Dataset rows
[Begin]
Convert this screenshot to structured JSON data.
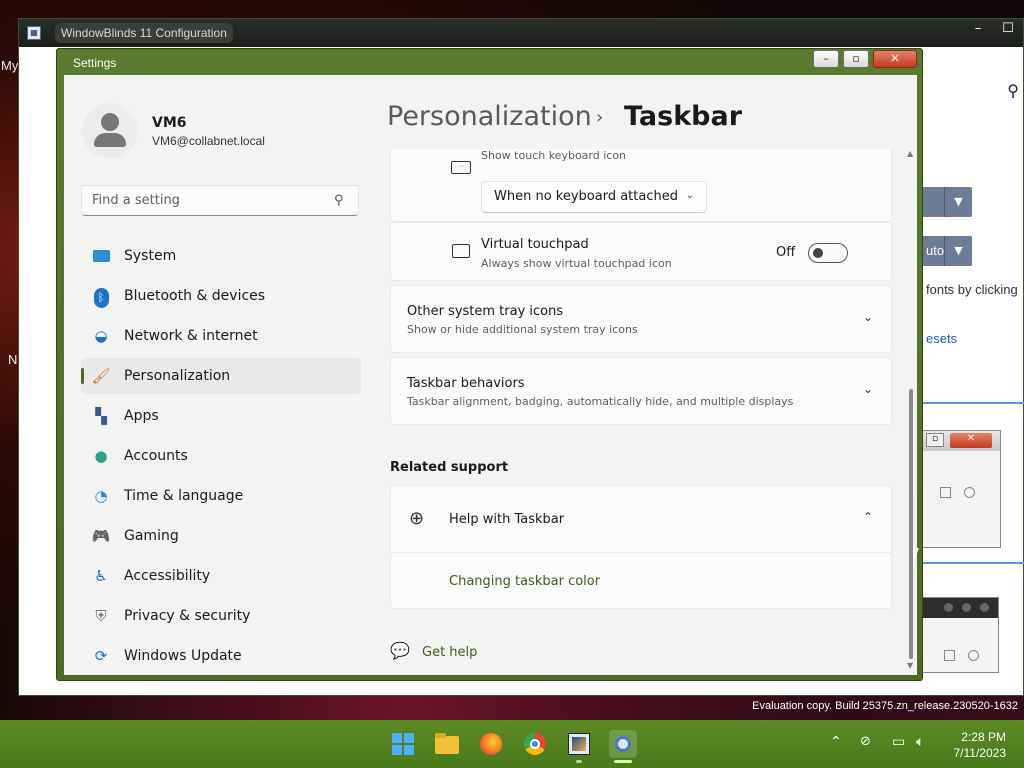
{
  "background_window": {
    "title": "WindowBlinds 11 Configuration",
    "combo2_value": "uto",
    "text_fonts": "fonts by clicking",
    "text_presets": "esets"
  },
  "desktop": {
    "left_text_1": "My",
    "left_text_2": "N"
  },
  "settings_window": {
    "title": "Settings",
    "user": {
      "name": "VM6",
      "email": "VM6@collabnet.local"
    },
    "search": {
      "placeholder": "Find a setting"
    },
    "nav": [
      {
        "label": "System",
        "icon": "system-icon"
      },
      {
        "label": "Bluetooth & devices",
        "icon": "bluetooth-icon"
      },
      {
        "label": "Network & internet",
        "icon": "wifi-icon"
      },
      {
        "label": "Personalization",
        "icon": "brush-icon",
        "active": true
      },
      {
        "label": "Apps",
        "icon": "apps-icon"
      },
      {
        "label": "Accounts",
        "icon": "account-icon"
      },
      {
        "label": "Time & language",
        "icon": "globe-clock-icon"
      },
      {
        "label": "Gaming",
        "icon": "gamepad-icon"
      },
      {
        "label": "Accessibility",
        "icon": "accessibility-icon"
      },
      {
        "label": "Privacy & security",
        "icon": "shield-icon"
      },
      {
        "label": "Windows Update",
        "icon": "update-icon"
      }
    ],
    "breadcrumb": {
      "parent": "Personalization",
      "separator": "›",
      "current": "Taskbar"
    },
    "touch_keyboard": {
      "subtitle": "Show touch keyboard icon",
      "dropdown_value": "When no keyboard attached"
    },
    "virtual_touchpad": {
      "title": "Virtual touchpad",
      "subtitle": "Always show virtual touchpad icon",
      "state_label": "Off"
    },
    "other_tray": {
      "title": "Other system tray icons",
      "subtitle": "Show or hide additional system tray icons"
    },
    "behaviors": {
      "title": "Taskbar behaviors",
      "subtitle": "Taskbar alignment, badging, automatically hide, and multiple displays"
    },
    "related_support": {
      "heading": "Related support",
      "help_title": "Help with Taskbar",
      "link": "Changing taskbar color"
    },
    "get_help": "Get help"
  },
  "watermark": "Evaluation copy. Build 25375.zn_release.230520-1632",
  "taskbar": {
    "apps": [
      "windows-start-icon",
      "file-explorer-icon",
      "firefox-icon",
      "chrome-icon",
      "windowblinds-icon",
      "settings-icon"
    ],
    "clock_time": "2:28 PM",
    "clock_date": "7/11/2023"
  },
  "colors": {
    "accent": "#4e6b24",
    "taskbar": "#5c8a24",
    "link": "#3e5c16"
  }
}
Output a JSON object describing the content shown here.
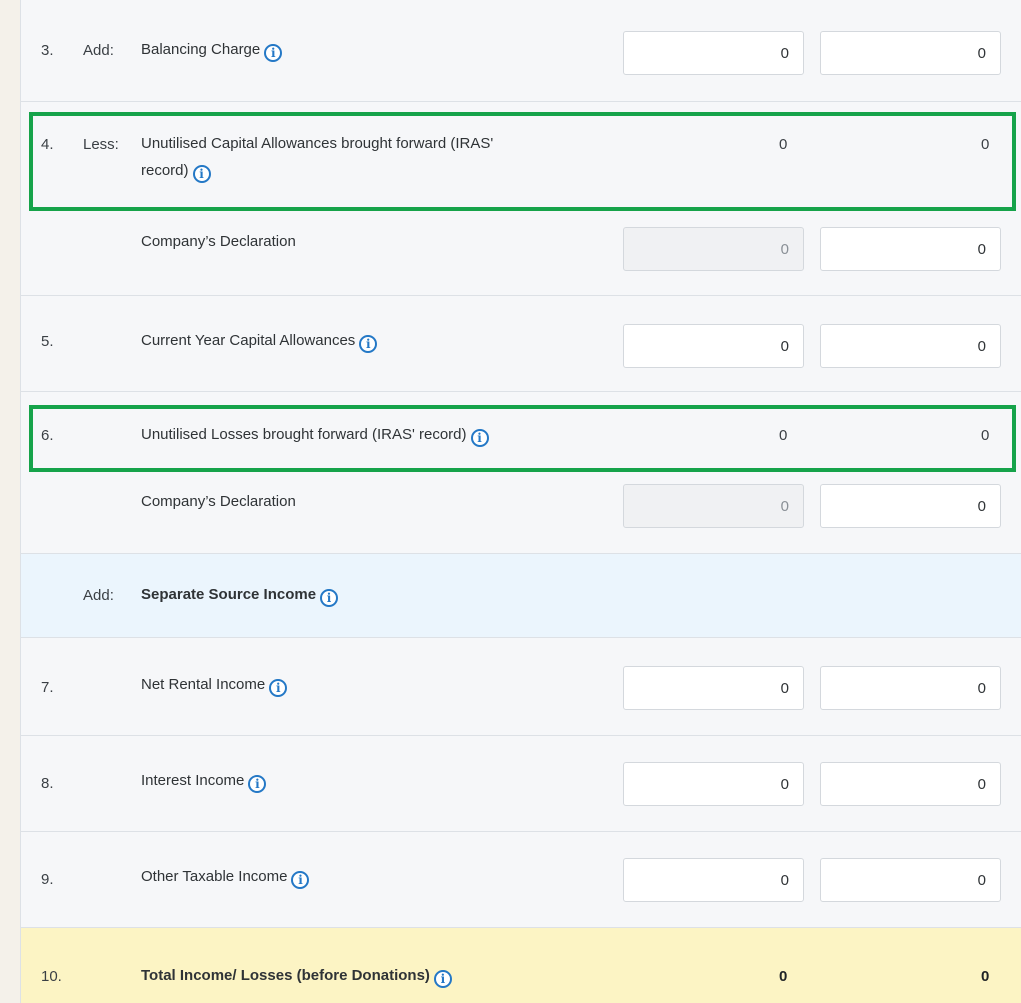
{
  "rows": {
    "r3": {
      "num": "3.",
      "prefix": "Add:",
      "label": "Balancing Charge",
      "v1": "0",
      "v2": "0"
    },
    "r4": {
      "num": "4.",
      "prefix": "Less:",
      "label_line1": "Unutilised Capital Allowances brought forward (IRAS'",
      "label_line2": "record)",
      "v1": "0",
      "v2": "0"
    },
    "r4b": {
      "label": "Company’s Declaration",
      "v1": "0",
      "v2": "0"
    },
    "r5": {
      "num": "5.",
      "label": "Current Year Capital Allowances",
      "v1": "0",
      "v2": "0"
    },
    "r6": {
      "num": "6.",
      "label": "Unutilised Losses brought forward (IRAS' record)",
      "v1": "0",
      "v2": "0"
    },
    "r6b": {
      "label": "Company’s Declaration",
      "v1": "0",
      "v2": "0"
    },
    "section": {
      "prefix": "Add:",
      "label": "Separate Source Income"
    },
    "r7": {
      "num": "7.",
      "label": "Net Rental Income",
      "v1": "0",
      "v2": "0"
    },
    "r8": {
      "num": "8.",
      "label": "Interest Income",
      "v1": "0",
      "v2": "0"
    },
    "r9": {
      "num": "9.",
      "label": "Other Taxable Income",
      "v1": "0",
      "v2": "0"
    },
    "r10": {
      "num": "10.",
      "label": "Total Income/ Losses (before Donations)",
      "v1": "0",
      "v2": "0"
    }
  },
  "icons": {
    "info": "info-icon",
    "info_glyph": "i"
  },
  "colors": {
    "highlight": "#16a34a",
    "info": "#2478c6",
    "section_bg": "#ebf5fd",
    "total_bg": "#fcf4c4"
  }
}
[End]
Exercise goal =
List the lines that contain the word "subtitle".

Task result =
      "subtitle": "Show touch keyboard icon",
      "subtitle": "Always show virtual touchpad icon",
      "subtitle": "Show or hide additional system tray icons"
      "subtitle": "Taskbar alignment, badging, automatically hide, and multiple displays"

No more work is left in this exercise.